--- BEGIN Exercise materials ---
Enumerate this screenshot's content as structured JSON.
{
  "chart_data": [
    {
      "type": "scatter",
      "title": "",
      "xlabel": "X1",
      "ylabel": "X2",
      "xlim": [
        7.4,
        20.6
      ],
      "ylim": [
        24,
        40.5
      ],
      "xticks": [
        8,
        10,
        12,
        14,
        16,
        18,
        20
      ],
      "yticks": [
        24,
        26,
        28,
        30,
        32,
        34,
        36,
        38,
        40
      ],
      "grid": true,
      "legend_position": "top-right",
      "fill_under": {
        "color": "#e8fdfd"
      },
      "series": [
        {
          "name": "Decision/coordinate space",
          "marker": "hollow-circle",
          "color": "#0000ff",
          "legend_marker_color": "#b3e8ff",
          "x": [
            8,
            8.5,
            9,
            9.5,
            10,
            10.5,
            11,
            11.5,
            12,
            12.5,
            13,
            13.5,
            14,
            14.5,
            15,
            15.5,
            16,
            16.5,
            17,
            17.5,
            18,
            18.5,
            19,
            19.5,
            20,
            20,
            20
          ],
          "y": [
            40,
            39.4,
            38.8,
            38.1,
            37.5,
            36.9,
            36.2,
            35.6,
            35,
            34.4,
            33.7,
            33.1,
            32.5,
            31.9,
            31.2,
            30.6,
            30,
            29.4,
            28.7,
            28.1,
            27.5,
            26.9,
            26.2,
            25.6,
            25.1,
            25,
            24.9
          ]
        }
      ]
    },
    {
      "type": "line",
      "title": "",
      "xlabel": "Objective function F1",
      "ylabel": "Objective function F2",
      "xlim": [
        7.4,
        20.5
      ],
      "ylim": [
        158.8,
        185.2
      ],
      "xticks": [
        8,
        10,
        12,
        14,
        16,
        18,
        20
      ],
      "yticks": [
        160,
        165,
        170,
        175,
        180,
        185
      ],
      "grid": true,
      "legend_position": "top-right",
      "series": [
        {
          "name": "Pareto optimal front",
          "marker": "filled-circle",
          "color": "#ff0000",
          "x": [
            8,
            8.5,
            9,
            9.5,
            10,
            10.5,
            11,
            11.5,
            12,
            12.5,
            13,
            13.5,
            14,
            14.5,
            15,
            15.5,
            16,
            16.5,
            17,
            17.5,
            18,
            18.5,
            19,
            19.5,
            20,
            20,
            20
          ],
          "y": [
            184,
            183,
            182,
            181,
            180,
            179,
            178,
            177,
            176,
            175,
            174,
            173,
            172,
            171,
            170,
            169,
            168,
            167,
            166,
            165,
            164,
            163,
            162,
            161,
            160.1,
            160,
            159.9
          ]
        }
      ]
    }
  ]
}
--- END Exercise materials ---
--- BEGIN Exercise materials ---
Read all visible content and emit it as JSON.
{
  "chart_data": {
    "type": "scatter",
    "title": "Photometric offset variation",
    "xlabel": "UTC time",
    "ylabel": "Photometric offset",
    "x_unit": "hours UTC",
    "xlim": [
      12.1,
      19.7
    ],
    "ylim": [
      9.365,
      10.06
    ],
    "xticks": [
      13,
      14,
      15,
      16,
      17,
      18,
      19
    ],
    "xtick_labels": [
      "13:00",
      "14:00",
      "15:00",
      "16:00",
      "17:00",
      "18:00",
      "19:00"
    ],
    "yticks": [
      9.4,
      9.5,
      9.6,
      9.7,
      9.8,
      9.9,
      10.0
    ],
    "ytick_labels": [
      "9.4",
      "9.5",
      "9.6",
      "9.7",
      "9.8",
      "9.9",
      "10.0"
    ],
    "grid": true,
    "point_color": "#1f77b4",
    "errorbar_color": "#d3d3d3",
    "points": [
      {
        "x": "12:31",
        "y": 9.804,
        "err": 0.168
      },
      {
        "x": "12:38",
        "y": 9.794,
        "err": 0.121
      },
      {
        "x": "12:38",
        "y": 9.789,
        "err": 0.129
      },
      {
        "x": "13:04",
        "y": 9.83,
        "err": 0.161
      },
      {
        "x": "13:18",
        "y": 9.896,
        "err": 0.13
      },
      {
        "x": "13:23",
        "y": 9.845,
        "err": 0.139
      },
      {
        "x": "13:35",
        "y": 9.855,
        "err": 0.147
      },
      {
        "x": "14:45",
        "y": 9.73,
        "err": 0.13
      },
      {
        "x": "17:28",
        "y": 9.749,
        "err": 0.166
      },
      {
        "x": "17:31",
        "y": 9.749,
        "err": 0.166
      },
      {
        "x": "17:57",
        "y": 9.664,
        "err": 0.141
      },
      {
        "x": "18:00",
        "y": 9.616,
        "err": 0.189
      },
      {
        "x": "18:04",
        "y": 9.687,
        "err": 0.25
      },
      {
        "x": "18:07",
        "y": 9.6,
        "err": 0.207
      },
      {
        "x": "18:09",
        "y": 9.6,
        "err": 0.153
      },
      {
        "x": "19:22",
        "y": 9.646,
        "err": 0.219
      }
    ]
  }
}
--- END Exercise materials ---
--- BEGIN Exercise materials ---
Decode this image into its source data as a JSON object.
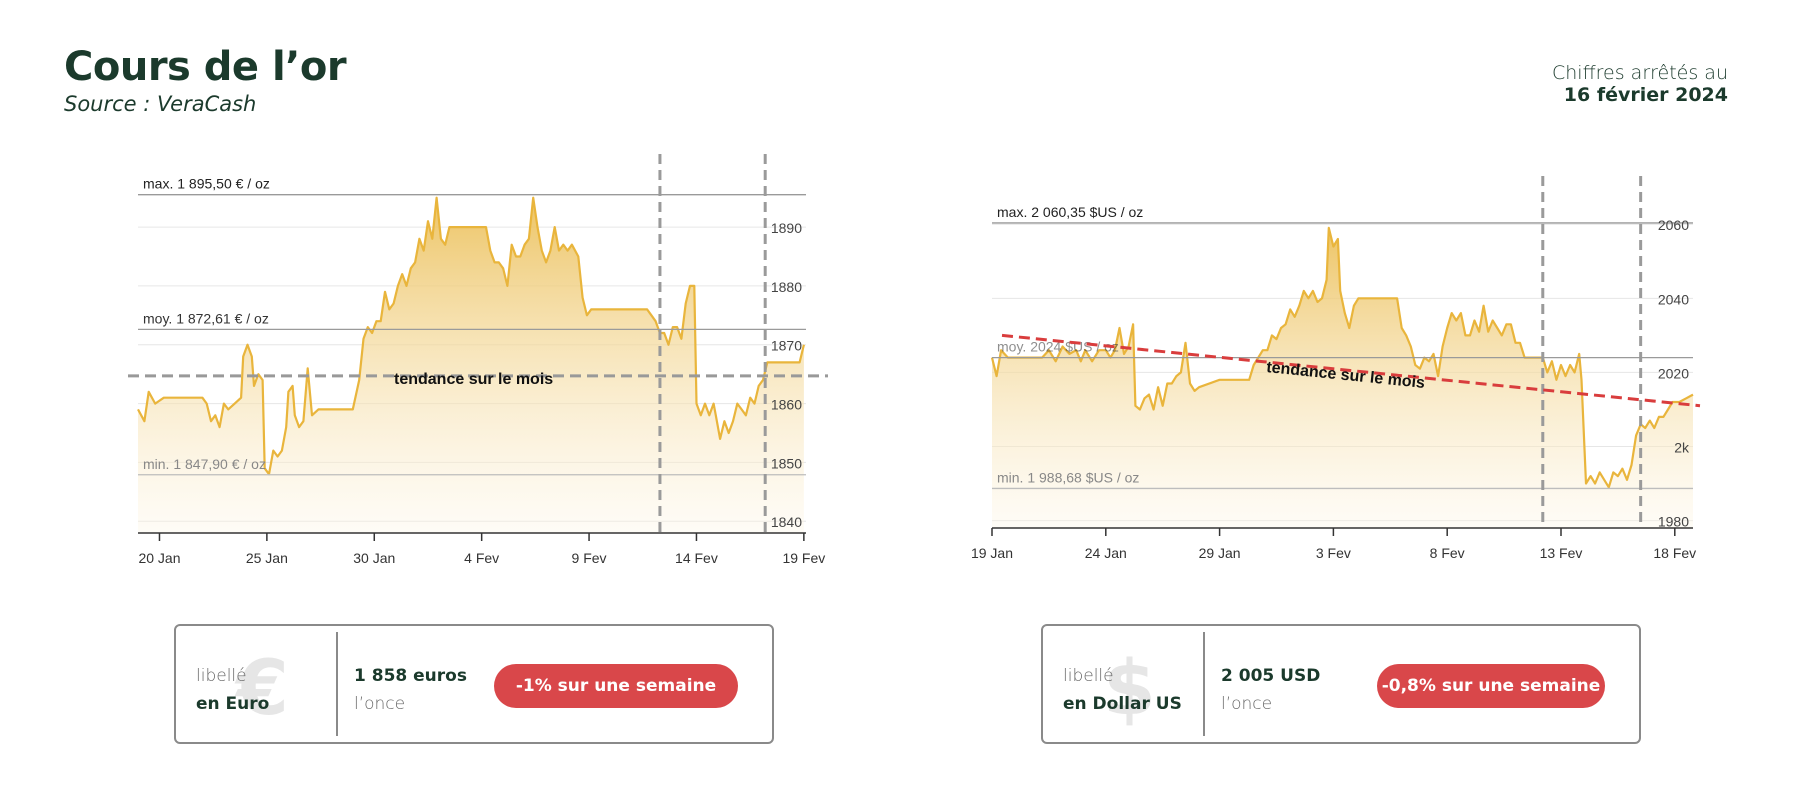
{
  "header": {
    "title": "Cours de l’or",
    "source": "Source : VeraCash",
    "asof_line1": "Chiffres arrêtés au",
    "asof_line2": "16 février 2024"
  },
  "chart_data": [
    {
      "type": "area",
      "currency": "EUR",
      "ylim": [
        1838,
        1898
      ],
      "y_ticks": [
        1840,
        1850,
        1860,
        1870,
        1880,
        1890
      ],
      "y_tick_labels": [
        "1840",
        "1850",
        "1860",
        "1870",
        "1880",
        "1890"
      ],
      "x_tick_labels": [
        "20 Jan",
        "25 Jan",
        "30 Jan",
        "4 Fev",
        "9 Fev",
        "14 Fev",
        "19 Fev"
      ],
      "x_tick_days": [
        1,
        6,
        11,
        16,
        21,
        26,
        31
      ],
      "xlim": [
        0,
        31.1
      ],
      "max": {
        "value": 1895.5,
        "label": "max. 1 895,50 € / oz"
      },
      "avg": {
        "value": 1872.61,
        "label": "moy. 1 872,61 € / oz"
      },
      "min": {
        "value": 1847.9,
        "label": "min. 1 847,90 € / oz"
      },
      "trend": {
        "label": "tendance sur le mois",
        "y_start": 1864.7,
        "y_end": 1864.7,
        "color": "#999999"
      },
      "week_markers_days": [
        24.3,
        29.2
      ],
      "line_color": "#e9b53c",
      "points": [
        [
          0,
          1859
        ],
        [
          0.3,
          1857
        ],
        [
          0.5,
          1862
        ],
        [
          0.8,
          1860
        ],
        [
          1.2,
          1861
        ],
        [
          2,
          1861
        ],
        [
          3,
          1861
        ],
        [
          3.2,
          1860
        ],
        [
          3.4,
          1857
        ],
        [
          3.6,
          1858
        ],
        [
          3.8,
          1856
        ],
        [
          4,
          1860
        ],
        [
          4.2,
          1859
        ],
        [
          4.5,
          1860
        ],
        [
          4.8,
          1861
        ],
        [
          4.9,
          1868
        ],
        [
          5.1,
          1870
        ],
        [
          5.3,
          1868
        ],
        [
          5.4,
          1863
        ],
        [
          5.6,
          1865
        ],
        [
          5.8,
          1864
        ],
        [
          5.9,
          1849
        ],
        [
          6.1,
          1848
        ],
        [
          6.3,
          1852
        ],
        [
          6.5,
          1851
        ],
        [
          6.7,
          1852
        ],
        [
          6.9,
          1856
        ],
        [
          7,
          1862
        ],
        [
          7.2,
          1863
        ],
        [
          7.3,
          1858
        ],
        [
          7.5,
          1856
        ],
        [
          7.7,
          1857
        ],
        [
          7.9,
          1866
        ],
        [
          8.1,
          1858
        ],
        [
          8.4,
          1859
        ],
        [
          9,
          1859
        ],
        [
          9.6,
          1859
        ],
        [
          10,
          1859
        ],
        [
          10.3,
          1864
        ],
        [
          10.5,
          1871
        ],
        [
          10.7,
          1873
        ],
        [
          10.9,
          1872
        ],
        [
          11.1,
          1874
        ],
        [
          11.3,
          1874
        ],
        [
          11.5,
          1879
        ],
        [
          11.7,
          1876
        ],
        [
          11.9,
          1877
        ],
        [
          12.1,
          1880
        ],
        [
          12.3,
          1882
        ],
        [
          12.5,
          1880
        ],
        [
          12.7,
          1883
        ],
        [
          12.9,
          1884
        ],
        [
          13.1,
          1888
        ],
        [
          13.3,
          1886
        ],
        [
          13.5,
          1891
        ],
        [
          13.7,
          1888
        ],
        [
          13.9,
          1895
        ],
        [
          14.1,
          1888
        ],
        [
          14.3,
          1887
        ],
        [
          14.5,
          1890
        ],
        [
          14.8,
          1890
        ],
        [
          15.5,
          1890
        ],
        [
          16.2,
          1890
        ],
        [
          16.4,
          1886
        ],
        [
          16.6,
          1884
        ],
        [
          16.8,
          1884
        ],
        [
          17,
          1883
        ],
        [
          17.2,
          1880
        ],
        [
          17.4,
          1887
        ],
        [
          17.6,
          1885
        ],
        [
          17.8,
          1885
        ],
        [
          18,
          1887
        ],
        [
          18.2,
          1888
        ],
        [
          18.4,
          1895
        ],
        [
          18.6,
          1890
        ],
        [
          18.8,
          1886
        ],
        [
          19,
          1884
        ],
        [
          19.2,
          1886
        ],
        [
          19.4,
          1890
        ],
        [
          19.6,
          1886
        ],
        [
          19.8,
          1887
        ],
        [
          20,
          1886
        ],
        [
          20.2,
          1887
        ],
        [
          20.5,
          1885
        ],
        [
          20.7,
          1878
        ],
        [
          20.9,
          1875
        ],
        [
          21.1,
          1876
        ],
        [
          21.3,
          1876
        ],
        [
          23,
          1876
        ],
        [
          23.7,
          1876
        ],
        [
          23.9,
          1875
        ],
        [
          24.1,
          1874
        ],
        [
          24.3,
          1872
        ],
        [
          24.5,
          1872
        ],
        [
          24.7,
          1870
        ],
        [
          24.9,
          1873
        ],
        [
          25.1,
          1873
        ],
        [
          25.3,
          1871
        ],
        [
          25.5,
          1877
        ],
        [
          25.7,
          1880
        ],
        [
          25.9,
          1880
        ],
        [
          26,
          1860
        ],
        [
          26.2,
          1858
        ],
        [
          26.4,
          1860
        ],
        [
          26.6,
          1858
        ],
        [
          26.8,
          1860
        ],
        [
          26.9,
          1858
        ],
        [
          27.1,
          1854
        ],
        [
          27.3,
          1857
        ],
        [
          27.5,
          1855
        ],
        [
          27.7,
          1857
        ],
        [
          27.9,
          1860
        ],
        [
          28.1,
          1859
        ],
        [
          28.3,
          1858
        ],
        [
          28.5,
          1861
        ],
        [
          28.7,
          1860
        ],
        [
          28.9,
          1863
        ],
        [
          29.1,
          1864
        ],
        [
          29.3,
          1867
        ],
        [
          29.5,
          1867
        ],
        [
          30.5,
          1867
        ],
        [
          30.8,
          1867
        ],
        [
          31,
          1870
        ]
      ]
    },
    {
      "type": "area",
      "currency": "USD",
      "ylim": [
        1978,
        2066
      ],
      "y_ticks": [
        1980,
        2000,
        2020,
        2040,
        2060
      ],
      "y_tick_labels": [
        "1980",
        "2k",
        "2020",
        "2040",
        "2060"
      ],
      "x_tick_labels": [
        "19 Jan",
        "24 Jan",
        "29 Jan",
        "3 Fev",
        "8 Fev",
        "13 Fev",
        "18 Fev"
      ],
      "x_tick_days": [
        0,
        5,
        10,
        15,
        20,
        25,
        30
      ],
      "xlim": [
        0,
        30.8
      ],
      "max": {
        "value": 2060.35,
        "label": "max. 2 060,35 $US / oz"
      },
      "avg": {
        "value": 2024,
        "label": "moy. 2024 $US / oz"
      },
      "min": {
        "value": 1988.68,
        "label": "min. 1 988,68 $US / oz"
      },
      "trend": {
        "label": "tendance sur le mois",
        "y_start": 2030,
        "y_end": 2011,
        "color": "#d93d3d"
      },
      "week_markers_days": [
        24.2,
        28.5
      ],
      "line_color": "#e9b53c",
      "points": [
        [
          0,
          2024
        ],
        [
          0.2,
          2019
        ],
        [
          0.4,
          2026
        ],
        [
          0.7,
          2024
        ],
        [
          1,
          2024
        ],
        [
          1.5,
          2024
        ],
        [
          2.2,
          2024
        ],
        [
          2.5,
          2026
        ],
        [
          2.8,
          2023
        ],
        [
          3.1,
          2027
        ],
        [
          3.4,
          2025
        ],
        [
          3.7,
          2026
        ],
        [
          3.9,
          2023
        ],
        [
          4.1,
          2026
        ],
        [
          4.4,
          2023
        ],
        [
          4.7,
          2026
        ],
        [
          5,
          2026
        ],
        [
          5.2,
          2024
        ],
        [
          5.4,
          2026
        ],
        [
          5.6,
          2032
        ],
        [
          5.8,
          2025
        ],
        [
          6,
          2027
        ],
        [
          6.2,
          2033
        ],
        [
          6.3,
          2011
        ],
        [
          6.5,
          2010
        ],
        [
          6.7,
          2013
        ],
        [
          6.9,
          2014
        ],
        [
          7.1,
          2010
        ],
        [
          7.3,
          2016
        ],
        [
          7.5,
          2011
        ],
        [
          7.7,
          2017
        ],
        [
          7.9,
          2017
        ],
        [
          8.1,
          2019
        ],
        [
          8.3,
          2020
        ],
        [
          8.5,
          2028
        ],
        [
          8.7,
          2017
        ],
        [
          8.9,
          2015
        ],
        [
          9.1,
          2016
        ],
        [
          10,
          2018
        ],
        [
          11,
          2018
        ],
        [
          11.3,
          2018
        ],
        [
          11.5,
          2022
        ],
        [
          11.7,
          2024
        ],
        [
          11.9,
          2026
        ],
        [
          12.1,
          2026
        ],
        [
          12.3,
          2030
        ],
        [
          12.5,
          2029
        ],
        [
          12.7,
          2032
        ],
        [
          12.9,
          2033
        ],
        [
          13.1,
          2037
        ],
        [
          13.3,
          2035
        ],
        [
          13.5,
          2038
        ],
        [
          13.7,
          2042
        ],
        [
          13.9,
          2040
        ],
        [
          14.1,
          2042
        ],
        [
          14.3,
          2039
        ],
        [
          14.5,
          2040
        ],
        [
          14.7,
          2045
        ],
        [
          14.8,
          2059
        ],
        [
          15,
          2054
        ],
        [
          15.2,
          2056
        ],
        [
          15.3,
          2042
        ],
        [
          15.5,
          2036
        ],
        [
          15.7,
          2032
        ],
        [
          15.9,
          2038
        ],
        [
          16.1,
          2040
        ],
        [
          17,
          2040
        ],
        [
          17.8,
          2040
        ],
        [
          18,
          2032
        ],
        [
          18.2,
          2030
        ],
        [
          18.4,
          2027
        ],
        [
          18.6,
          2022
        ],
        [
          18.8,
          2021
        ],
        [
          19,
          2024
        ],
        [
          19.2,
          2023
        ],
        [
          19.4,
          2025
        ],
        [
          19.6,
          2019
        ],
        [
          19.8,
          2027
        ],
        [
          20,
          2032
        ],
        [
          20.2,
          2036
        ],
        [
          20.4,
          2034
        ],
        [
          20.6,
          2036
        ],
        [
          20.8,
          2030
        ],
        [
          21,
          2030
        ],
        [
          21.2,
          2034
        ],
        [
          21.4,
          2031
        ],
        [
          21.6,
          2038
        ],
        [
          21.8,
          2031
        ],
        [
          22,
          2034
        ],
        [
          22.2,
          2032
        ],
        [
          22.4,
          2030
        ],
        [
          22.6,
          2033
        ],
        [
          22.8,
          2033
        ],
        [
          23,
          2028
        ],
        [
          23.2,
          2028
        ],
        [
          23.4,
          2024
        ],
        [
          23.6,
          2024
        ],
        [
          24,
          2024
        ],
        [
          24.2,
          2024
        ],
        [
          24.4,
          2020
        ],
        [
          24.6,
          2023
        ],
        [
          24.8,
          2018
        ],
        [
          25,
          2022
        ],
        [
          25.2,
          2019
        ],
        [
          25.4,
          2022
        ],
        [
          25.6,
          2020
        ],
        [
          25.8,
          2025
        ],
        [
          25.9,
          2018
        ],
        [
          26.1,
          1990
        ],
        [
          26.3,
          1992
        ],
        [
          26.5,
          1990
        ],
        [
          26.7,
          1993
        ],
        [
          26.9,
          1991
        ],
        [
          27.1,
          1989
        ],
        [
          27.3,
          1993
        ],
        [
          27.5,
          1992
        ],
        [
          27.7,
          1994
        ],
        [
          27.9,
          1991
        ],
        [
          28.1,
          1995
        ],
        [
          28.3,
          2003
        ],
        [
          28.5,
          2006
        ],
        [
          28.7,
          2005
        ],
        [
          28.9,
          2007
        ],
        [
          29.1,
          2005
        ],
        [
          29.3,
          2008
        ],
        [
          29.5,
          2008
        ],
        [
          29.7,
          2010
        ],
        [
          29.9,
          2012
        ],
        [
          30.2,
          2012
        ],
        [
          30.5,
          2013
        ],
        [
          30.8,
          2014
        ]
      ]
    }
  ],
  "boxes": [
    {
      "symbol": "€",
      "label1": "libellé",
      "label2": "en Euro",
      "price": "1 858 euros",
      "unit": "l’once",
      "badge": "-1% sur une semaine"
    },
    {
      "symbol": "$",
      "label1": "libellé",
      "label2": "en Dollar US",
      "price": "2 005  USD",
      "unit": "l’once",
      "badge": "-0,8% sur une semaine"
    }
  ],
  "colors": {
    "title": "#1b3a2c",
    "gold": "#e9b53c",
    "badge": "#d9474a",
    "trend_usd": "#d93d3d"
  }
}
--- END Exercise materials ---
| What the task requires |
Of the lines in the material, how many include "semaine"? Respond with the number alone.

| Answer for this exercise |
2